··· Data to use

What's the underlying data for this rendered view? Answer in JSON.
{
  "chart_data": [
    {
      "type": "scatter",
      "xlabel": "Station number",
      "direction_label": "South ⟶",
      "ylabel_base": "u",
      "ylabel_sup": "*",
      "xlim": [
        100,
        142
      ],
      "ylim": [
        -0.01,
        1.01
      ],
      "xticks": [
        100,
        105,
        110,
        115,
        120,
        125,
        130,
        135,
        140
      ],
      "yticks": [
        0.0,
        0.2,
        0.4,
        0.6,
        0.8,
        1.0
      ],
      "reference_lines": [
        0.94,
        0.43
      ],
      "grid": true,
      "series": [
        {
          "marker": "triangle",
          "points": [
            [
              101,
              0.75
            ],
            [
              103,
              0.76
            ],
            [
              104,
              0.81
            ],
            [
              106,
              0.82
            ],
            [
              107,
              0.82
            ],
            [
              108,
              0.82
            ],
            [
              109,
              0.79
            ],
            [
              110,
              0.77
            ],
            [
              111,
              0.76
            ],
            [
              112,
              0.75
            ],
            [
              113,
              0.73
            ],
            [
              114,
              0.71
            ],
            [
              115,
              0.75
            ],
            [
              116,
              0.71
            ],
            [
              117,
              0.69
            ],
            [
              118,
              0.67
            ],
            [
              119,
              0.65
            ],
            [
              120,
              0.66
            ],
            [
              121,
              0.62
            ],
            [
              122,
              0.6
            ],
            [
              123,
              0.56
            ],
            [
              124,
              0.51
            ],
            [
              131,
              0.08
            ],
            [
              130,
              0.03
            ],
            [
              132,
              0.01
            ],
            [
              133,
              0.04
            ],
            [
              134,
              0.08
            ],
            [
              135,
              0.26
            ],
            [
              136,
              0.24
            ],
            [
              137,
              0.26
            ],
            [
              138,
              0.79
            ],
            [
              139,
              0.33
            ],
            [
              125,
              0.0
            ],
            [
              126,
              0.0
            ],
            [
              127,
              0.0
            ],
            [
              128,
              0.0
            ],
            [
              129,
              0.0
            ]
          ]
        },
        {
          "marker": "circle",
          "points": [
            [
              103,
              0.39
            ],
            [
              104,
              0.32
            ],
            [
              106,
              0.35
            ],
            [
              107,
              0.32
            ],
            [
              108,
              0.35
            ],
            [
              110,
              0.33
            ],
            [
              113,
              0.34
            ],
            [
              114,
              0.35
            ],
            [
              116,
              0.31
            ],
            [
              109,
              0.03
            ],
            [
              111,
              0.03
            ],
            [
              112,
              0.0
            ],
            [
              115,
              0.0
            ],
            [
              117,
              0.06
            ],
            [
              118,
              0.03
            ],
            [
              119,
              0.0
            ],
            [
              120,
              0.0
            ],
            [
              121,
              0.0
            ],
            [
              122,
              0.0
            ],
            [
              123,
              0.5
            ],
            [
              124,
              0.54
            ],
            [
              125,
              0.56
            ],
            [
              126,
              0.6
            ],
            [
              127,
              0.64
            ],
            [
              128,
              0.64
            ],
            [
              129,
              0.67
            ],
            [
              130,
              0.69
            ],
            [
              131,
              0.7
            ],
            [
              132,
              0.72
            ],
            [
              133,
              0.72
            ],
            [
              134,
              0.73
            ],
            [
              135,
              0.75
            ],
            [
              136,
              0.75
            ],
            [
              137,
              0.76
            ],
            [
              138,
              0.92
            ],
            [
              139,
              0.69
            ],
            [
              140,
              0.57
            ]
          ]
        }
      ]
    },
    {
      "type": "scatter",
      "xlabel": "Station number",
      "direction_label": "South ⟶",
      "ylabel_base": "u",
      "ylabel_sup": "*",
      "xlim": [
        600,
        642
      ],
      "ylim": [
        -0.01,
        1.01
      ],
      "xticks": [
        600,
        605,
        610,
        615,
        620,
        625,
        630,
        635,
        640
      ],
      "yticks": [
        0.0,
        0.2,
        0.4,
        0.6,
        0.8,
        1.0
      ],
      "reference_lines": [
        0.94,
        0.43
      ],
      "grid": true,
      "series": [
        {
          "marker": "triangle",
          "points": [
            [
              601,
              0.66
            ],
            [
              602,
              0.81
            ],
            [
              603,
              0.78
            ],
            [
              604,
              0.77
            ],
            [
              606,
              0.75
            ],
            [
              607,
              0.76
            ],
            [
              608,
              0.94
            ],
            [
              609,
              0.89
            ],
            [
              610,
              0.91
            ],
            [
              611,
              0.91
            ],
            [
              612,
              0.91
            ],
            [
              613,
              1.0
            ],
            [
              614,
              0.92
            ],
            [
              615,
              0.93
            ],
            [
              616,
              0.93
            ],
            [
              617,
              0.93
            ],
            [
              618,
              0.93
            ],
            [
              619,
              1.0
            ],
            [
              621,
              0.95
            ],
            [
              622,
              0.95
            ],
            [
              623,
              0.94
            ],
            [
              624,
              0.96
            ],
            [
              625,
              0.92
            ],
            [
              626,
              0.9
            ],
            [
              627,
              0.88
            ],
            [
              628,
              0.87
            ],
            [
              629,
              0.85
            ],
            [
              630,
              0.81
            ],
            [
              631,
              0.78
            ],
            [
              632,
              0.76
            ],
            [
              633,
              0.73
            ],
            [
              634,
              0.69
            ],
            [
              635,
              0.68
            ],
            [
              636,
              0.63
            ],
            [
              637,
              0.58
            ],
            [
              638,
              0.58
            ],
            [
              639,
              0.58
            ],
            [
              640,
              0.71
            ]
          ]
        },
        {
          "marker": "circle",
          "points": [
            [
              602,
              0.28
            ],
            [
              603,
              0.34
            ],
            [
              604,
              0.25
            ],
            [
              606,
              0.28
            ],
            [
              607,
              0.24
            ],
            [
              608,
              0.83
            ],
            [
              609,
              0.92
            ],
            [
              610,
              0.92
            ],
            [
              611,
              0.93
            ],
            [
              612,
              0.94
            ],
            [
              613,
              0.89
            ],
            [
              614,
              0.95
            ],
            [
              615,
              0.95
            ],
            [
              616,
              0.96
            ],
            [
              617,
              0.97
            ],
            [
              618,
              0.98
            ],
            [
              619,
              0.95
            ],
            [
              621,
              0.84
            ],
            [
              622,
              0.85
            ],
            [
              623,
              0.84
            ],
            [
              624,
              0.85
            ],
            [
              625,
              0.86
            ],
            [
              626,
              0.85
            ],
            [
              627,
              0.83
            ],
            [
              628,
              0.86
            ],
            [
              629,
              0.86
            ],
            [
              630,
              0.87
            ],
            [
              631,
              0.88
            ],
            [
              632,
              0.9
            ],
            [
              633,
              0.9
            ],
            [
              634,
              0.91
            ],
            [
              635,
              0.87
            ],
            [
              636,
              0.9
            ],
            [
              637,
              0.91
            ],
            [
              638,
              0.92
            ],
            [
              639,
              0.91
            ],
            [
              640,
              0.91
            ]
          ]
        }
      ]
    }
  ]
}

······

◆ **Short exercise**:
Write down all the entries again without a single difference.

◆ **Answer for this exercise**:
What's the underlying data for this rendered view? Answer in JSON.
{
  "chart_data": [
    {
      "type": "scatter",
      "xlabel": "Station number",
      "direction_label": "South ⟶",
      "ylabel_base": "u",
      "ylabel_sup": "*",
      "xlim": [
        100,
        142
      ],
      "ylim": [
        -0.01,
        1.01
      ],
      "xticks": [
        100,
        105,
        110,
        115,
        120,
        125,
        130,
        135,
        140
      ],
      "yticks": [
        0.0,
        0.2,
        0.4,
        0.6,
        0.8,
        1.0
      ],
      "reference_lines": [
        0.94,
        0.43
      ],
      "grid": true,
      "series": [
        {
          "marker": "triangle",
          "points": [
            [
              101,
              0.75
            ],
            [
              103,
              0.76
            ],
            [
              104,
              0.81
            ],
            [
              106,
              0.82
            ],
            [
              107,
              0.82
            ],
            [
              108,
              0.82
            ],
            [
              109,
              0.79
            ],
            [
              110,
              0.77
            ],
            [
              111,
              0.76
            ],
            [
              112,
              0.75
            ],
            [
              113,
              0.73
            ],
            [
              114,
              0.71
            ],
            [
              115,
              0.75
            ],
            [
              116,
              0.71
            ],
            [
              117,
              0.69
            ],
            [
              118,
              0.67
            ],
            [
              119,
              0.65
            ],
            [
              120,
              0.66
            ],
            [
              121,
              0.62
            ],
            [
              122,
              0.6
            ],
            [
              123,
              0.56
            ],
            [
              124,
              0.51
            ],
            [
              131,
              0.08
            ],
            [
              130,
              0.03
            ],
            [
              132,
              0.01
            ],
            [
              133,
              0.04
            ],
            [
              134,
              0.08
            ],
            [
              135,
              0.26
            ],
            [
              136,
              0.24
            ],
            [
              137,
              0.26
            ],
            [
              138,
              0.79
            ],
            [
              139,
              0.33
            ],
            [
              125,
              0.0
            ],
            [
              126,
              0.0
            ],
            [
              127,
              0.0
            ],
            [
              128,
              0.0
            ],
            [
              129,
              0.0
            ]
          ]
        },
        {
          "marker": "circle",
          "points": [
            [
              103,
              0.39
            ],
            [
              104,
              0.32
            ],
            [
              106,
              0.35
            ],
            [
              107,
              0.32
            ],
            [
              108,
              0.35
            ],
            [
              110,
              0.33
            ],
            [
              113,
              0.34
            ],
            [
              114,
              0.35
            ],
            [
              116,
              0.31
            ],
            [
              109,
              0.03
            ],
            [
              111,
              0.03
            ],
            [
              112,
              0.0
            ],
            [
              115,
              0.0
            ],
            [
              117,
              0.06
            ],
            [
              118,
              0.03
            ],
            [
              119,
              0.0
            ],
            [
              120,
              0.0
            ],
            [
              121,
              0.0
            ],
            [
              122,
              0.0
            ],
            [
              123,
              0.5
            ],
            [
              124,
              0.54
            ],
            [
              125,
              0.56
            ],
            [
              126,
              0.6
            ],
            [
              127,
              0.64
            ],
            [
              128,
              0.64
            ],
            [
              129,
              0.67
            ],
            [
              130,
              0.69
            ],
            [
              131,
              0.7
            ],
            [
              132,
              0.72
            ],
            [
              133,
              0.72
            ],
            [
              134,
              0.73
            ],
            [
              135,
              0.75
            ],
            [
              136,
              0.75
            ],
            [
              137,
              0.76
            ],
            [
              138,
              0.92
            ],
            [
              139,
              0.69
            ],
            [
              140,
              0.57
            ]
          ]
        }
      ]
    },
    {
      "type": "scatter",
      "xlabel": "Station number",
      "direction_label": "South ⟶",
      "ylabel_base": "u",
      "ylabel_sup": "*",
      "xlim": [
        600,
        642
      ],
      "ylim": [
        -0.01,
        1.01
      ],
      "xticks": [
        600,
        605,
        610,
        615,
        620,
        625,
        630,
        635,
        640
      ],
      "yticks": [
        0.0,
        0.2,
        0.4,
        0.6,
        0.8,
        1.0
      ],
      "reference_lines": [
        0.94,
        0.43
      ],
      "grid": true,
      "series": [
        {
          "marker": "triangle",
          "points": [
            [
              601,
              0.66
            ],
            [
              602,
              0.81
            ],
            [
              603,
              0.78
            ],
            [
              604,
              0.77
            ],
            [
              606,
              0.75
            ],
            [
              607,
              0.76
            ],
            [
              608,
              0.94
            ],
            [
              609,
              0.89
            ],
            [
              610,
              0.91
            ],
            [
              611,
              0.91
            ],
            [
              612,
              0.91
            ],
            [
              613,
              1.0
            ],
            [
              614,
              0.92
            ],
            [
              615,
              0.93
            ],
            [
              616,
              0.93
            ],
            [
              617,
              0.93
            ],
            [
              618,
              0.93
            ],
            [
              619,
              1.0
            ],
            [
              621,
              0.95
            ],
            [
              622,
              0.95
            ],
            [
              623,
              0.94
            ],
            [
              624,
              0.96
            ],
            [
              625,
              0.92
            ],
            [
              626,
              0.9
            ],
            [
              627,
              0.88
            ],
            [
              628,
              0.87
            ],
            [
              629,
              0.85
            ],
            [
              630,
              0.81
            ],
            [
              631,
              0.78
            ],
            [
              632,
              0.76
            ],
            [
              633,
              0.73
            ],
            [
              634,
              0.69
            ],
            [
              635,
              0.68
            ],
            [
              636,
              0.63
            ],
            [
              637,
              0.58
            ],
            [
              638,
              0.58
            ],
            [
              639,
              0.58
            ],
            [
              640,
              0.71
            ]
          ]
        },
        {
          "marker": "circle",
          "points": [
            [
              602,
              0.28
            ],
            [
              603,
              0.34
            ],
            [
              604,
              0.25
            ],
            [
              606,
              0.28
            ],
            [
              607,
              0.24
            ],
            [
              608,
              0.83
            ],
            [
              609,
              0.92
            ],
            [
              610,
              0.92
            ],
            [
              611,
              0.93
            ],
            [
              612,
              0.94
            ],
            [
              613,
              0.89
            ],
            [
              614,
              0.95
            ],
            [
              615,
              0.95
            ],
            [
              616,
              0.96
            ],
            [
              617,
              0.97
            ],
            [
              618,
              0.98
            ],
            [
              619,
              0.95
            ],
            [
              621,
              0.84
            ],
            [
              622,
              0.85
            ],
            [
              623,
              0.84
            ],
            [
              624,
              0.85
            ],
            [
              625,
              0.86
            ],
            [
              626,
              0.85
            ],
            [
              627,
              0.83
            ],
            [
              628,
              0.86
            ],
            [
              629,
              0.86
            ],
            [
              630,
              0.87
            ],
            [
              631,
              0.88
            ],
            [
              632,
              0.9
            ],
            [
              633,
              0.9
            ],
            [
              634,
              0.91
            ],
            [
              635,
              0.87
            ],
            [
              636,
              0.9
            ],
            [
              637,
              0.91
            ],
            [
              638,
              0.92
            ],
            [
              639,
              0.91
            ],
            [
              640,
              0.91
            ]
          ]
        }
      ]
    }
  ]
}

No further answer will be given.